Stated problem: Copy each line holding the string "Outbreak".

-- Begin The data --

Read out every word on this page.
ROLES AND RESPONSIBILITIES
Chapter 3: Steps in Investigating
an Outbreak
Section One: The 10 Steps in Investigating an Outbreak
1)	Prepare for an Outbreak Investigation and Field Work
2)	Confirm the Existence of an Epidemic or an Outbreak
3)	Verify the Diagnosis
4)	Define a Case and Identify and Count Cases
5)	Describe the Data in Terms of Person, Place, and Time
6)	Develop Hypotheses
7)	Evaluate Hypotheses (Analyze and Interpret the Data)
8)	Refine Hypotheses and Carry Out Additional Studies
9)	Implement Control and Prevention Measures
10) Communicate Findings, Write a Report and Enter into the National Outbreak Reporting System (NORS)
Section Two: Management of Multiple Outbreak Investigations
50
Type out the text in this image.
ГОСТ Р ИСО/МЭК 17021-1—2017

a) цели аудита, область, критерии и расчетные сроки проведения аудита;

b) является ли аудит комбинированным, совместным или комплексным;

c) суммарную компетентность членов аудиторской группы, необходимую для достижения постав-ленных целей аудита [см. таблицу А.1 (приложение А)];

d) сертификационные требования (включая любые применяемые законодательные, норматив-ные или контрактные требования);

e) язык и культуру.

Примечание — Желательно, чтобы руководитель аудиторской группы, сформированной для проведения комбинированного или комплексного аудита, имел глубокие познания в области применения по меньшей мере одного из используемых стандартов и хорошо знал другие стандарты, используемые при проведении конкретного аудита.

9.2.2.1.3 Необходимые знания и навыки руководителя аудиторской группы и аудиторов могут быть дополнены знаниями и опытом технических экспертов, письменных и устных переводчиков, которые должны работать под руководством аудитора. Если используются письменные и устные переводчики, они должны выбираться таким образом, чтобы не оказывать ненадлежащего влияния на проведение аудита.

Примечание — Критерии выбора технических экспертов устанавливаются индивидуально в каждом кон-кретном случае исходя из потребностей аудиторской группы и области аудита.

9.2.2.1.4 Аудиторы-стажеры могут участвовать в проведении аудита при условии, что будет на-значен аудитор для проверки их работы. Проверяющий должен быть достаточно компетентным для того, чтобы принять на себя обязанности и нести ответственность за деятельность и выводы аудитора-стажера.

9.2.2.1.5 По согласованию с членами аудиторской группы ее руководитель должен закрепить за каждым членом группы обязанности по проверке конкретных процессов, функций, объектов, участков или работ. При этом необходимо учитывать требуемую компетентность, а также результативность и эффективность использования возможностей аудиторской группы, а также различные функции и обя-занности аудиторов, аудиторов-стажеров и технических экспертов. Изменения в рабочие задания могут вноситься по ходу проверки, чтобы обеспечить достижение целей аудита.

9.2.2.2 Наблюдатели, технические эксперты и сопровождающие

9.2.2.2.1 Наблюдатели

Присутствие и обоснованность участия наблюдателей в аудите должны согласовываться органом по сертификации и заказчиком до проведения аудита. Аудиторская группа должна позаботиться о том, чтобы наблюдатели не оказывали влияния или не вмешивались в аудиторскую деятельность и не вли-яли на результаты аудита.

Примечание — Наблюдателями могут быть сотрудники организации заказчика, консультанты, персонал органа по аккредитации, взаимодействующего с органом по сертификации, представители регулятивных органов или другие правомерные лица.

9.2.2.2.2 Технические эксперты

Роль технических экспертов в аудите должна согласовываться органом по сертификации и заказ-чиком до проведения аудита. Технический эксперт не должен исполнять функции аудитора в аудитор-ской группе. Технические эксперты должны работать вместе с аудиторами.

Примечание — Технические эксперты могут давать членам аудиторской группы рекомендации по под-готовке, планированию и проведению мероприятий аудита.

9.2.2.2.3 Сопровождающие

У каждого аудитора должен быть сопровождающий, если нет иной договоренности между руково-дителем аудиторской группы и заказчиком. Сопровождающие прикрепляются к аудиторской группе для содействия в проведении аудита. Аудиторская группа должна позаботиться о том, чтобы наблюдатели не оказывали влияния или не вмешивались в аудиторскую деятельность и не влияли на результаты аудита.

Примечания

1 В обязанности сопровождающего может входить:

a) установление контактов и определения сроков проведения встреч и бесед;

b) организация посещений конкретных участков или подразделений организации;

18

-- End The data --

Correct response:
an Outbreak
Section One: The 10 Steps in Investigating an Outbreak
1)	Prepare for an Outbreak Investigation and Field Work
2)	Confirm the Existence of an Epidemic or an Outbreak
10) Communicate Findings, Write a Report and Enter into the National Outbreak Reporting System (NORS)
Section Two: Management of Multiple Outbreak Investigations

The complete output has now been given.